**** Provided records ****
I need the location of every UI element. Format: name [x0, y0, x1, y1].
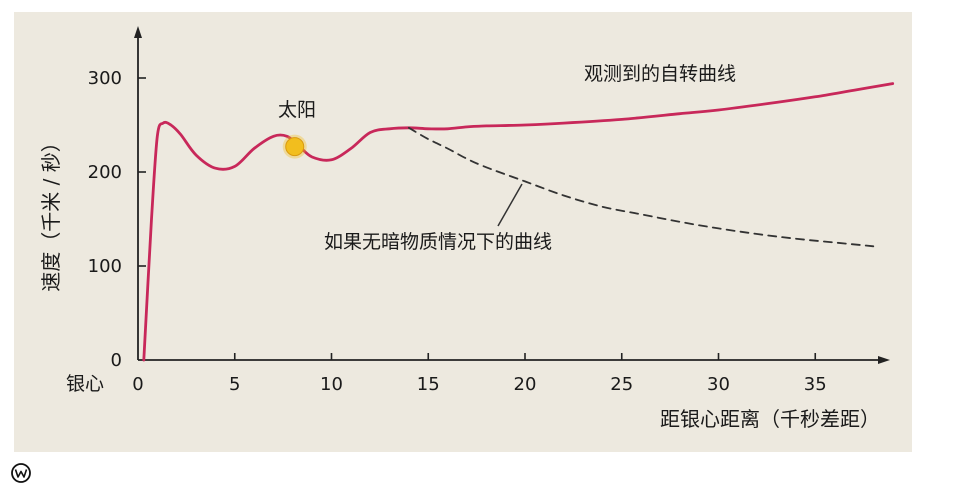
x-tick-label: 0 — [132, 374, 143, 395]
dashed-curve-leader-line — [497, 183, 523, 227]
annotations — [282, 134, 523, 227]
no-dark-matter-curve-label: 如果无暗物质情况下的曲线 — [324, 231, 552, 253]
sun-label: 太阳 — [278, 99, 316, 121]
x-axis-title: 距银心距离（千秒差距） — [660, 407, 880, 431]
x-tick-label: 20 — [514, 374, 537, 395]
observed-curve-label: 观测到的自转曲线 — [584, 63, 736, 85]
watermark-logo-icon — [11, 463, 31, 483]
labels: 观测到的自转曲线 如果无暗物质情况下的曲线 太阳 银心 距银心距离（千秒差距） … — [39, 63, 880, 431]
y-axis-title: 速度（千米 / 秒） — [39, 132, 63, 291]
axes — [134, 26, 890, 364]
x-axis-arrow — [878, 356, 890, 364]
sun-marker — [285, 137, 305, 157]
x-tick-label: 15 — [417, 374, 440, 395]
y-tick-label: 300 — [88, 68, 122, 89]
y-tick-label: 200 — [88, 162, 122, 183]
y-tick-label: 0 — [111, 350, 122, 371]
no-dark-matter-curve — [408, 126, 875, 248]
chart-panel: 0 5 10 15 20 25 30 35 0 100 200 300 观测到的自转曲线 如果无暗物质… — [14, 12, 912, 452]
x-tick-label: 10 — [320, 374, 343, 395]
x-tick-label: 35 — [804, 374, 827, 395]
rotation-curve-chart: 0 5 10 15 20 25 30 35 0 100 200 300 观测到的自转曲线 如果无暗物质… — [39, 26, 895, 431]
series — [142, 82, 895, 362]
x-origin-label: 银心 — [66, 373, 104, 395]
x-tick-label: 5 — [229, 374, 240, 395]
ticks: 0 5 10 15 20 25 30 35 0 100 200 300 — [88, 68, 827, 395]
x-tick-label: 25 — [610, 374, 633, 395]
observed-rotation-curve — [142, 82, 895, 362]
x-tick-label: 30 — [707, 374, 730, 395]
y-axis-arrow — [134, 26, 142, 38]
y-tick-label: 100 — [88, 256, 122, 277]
****
**** Provided records ****
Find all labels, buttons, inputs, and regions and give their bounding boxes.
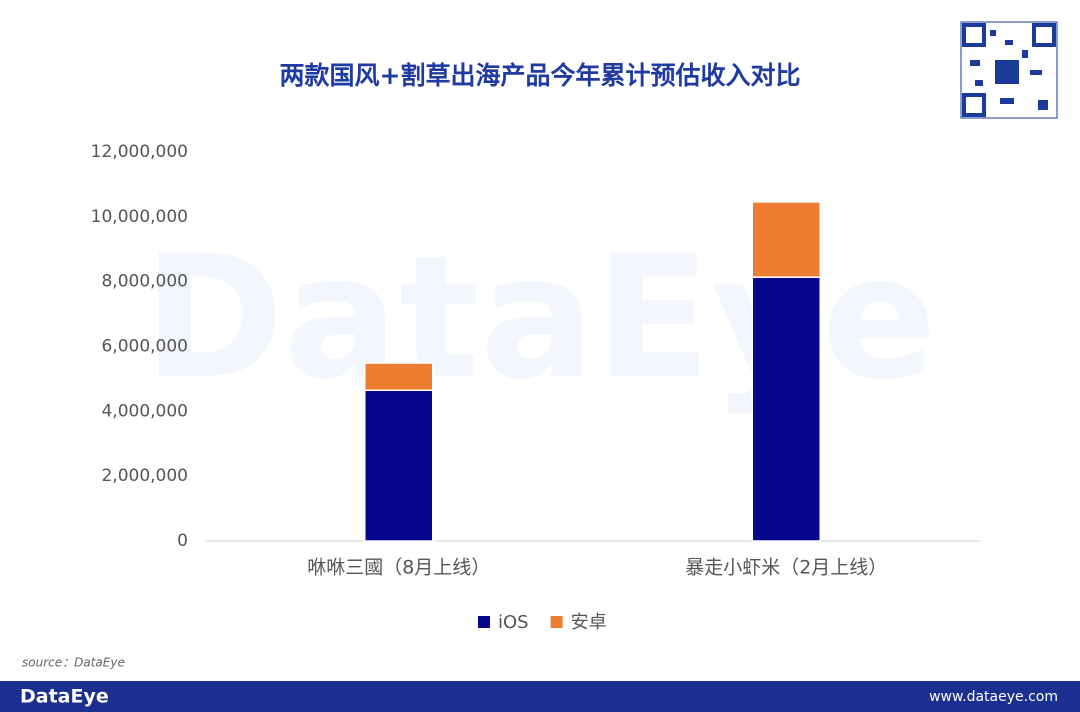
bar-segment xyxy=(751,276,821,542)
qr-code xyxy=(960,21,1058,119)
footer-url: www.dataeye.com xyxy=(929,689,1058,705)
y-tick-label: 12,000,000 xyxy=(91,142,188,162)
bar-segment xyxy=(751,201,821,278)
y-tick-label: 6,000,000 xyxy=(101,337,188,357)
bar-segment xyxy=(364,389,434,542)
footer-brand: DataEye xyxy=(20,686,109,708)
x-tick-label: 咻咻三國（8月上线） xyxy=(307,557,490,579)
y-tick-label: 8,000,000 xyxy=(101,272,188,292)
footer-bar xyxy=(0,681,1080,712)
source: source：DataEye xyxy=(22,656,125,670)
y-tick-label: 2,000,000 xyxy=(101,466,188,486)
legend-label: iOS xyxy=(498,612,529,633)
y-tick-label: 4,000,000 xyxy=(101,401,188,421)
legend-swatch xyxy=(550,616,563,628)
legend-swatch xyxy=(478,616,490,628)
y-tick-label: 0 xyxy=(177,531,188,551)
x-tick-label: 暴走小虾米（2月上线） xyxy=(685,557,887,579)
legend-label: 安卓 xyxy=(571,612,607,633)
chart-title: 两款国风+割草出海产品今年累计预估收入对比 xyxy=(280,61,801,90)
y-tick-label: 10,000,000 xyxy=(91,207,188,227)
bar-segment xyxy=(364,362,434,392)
****
▸ Directive
Select each line of the items above that contains the string "dark".

▸ Problem solution
no-dark-matter-curve-label: 如果无暗物质情况下的曲线 — [324, 231, 552, 253]
no-dark-matter-curve — [408, 126, 875, 248]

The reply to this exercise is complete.